Chart and figure data
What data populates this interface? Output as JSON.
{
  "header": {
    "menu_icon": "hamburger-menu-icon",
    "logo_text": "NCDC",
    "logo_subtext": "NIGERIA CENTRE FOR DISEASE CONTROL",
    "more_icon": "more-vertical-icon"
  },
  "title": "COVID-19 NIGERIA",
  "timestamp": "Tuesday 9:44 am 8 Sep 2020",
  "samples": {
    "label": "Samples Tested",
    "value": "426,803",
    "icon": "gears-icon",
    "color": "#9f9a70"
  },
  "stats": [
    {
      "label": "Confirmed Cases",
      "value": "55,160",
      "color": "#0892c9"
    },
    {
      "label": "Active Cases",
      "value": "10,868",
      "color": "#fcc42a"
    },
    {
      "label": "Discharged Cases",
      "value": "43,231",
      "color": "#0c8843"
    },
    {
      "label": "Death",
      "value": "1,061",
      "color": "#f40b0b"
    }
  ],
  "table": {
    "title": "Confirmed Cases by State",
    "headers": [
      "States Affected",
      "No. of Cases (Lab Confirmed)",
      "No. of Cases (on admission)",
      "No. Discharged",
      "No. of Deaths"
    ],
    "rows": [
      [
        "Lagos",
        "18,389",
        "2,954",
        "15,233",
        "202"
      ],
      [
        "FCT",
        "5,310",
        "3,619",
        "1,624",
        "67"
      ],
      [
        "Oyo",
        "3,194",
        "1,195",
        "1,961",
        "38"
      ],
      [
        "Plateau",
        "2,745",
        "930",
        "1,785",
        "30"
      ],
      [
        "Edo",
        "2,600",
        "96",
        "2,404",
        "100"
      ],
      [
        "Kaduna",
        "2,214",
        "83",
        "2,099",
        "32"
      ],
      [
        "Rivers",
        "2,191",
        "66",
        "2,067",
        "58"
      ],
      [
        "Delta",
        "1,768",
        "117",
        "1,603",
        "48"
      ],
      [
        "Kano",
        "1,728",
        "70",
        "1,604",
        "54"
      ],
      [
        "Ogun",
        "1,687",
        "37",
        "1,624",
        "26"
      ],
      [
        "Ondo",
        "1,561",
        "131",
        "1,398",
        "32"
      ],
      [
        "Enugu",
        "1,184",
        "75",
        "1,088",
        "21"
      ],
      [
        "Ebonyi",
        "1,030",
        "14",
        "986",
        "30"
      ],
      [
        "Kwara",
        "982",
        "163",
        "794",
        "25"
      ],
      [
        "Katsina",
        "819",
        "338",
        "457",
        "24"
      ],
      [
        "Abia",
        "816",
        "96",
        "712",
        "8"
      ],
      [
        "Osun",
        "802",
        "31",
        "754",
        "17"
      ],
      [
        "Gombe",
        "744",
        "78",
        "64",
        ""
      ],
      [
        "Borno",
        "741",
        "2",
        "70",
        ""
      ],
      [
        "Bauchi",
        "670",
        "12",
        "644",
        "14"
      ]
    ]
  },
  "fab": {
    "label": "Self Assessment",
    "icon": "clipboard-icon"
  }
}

• Objective
Every line of the listing that holds "color" should be found and copied.

• The reply
    "color": "#9f9a70"
      "color": "#0892c9"
      "color": "#fcc42a"
      "color": "#0c8843"
      "color": "#f40b0b"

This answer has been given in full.